Each entry that follows must be output without any deviation.

====== Material for the task

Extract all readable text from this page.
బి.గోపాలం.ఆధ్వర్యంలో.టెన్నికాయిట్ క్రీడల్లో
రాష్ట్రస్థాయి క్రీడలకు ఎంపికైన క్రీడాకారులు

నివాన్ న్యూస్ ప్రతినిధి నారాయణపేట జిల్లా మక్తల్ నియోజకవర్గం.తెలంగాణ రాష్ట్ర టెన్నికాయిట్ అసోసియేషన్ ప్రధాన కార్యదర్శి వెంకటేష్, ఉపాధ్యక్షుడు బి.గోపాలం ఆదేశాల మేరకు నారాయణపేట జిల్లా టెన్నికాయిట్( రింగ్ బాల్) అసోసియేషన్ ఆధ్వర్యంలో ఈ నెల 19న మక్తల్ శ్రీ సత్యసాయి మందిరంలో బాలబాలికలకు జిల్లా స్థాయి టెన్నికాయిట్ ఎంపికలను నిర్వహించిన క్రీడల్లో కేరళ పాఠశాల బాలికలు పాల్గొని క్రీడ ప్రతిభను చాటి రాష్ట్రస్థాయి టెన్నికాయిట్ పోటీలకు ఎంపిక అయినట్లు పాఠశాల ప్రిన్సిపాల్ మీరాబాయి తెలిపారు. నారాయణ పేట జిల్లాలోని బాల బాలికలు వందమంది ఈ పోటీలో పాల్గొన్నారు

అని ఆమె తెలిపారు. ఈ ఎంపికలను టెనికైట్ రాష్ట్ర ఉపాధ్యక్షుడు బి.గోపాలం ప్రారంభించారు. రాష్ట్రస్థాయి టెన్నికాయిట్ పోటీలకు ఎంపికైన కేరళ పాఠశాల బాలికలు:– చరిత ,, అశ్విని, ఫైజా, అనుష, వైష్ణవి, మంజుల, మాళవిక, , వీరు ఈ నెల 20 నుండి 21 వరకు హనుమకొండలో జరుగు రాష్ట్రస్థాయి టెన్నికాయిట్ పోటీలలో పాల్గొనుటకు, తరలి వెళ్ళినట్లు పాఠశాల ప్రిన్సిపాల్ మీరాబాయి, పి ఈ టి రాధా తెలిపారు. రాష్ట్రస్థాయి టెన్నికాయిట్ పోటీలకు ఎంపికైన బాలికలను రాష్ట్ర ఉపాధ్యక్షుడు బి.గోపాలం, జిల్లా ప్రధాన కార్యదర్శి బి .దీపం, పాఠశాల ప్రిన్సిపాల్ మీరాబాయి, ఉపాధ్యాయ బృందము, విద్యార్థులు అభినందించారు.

============

### Solution to this task
Extract all readable text from this page.
బి.గోపాలం.ఆధ్వర్యంలో.టెన్నికాయిట్ క్రీడల్లో
రాష్ట్రస్థాయి క్రీడలకు ఎంపికైన క్రీడాకారులు

నివాన్ న్యూస్ ప్రతినిధి నారాయణపేట జిల్లా మక్తల్ నియోజకవర్గం.తెలంగాణ రాష్ట్ర టెన్నికాయిట్ అసోసియేషన్ ప్రధాన కార్యదర్శి వెంకటేష్, ఉపాధ్యక్షుడు బి.గోపాలం ఆదేశాల మేరకు నారాయణపేట జిల్లా టెన్నికాయిట్( రింగ్ బాల్) అసోసియేషన్ ఆధ్వర్యంలో ఈ నెల 19న మక్తల్ శ్రీ సత్యసాయి మందిరంలో బాలబాలికలకు జిల్లా స్థాయి టెన్నికాయిట్ ఎంపికలను నిర్వహించిన క్రీడల్లో కేరళ పాఠశాల బాలికలు పాల్గొని క్రీడ ప్రతిభను చాటి రాష్ట్రస్థాయి టెన్నికాయిట్ పోటీలకు ఎంపిక అయినట్లు పాఠశాల ప్రిన్సిపాల్ మీరాబాయి తెలిపారు. నారాయణ పేట జిల్లాలోని బాల బాలికలు వందమంది ఈ పోటీలో పాల్గొన్నారు

అని ఆమె తెలిపారు. ఈ ఎంపికలను టెనికైట్ రాష్ట్ర ఉపాధ్యక్షుడు బి.గోపాలం ప్రారంభించారు. రాష్ట్రస్థాయి టెన్నికాయిట్ పోటీలకు ఎంపికైన కేరళ పాఠశాల బాలికలు:– చరిత ,, అశ్విని, ఫైజా, అనుష, వైష్ణవి, మంజుల, మాళవిక, , వీరు ఈ నెల 20 నుండి 21 వరకు హనుమకొండలో జరుగు రాష్ట్రస్థాయి టెన్నికాయిట్ పోటీలలో పాల్గొనుటకు, తరలి వెళ్ళినట్లు పాఠశాల ప్రిన్సిపాల్ మీరాబాయి, పి ఈ టి రాధా తెలిపారు. రాష్ట్రస్థాయి టెన్నికాయిట్ పోటీలకు ఎంపికైన బాలికలను రాష్ట్ర ఉపాధ్యక్షుడు బి.గోపాలం, జిల్లా ప్రధాన కార్యదర్శి బి .దీపం, పాఠశాల ప్రిన్సిపాల్ మీరాబాయి, ఉపాధ్యాయ బృందము, విద్యార్థులు అభినందించారు.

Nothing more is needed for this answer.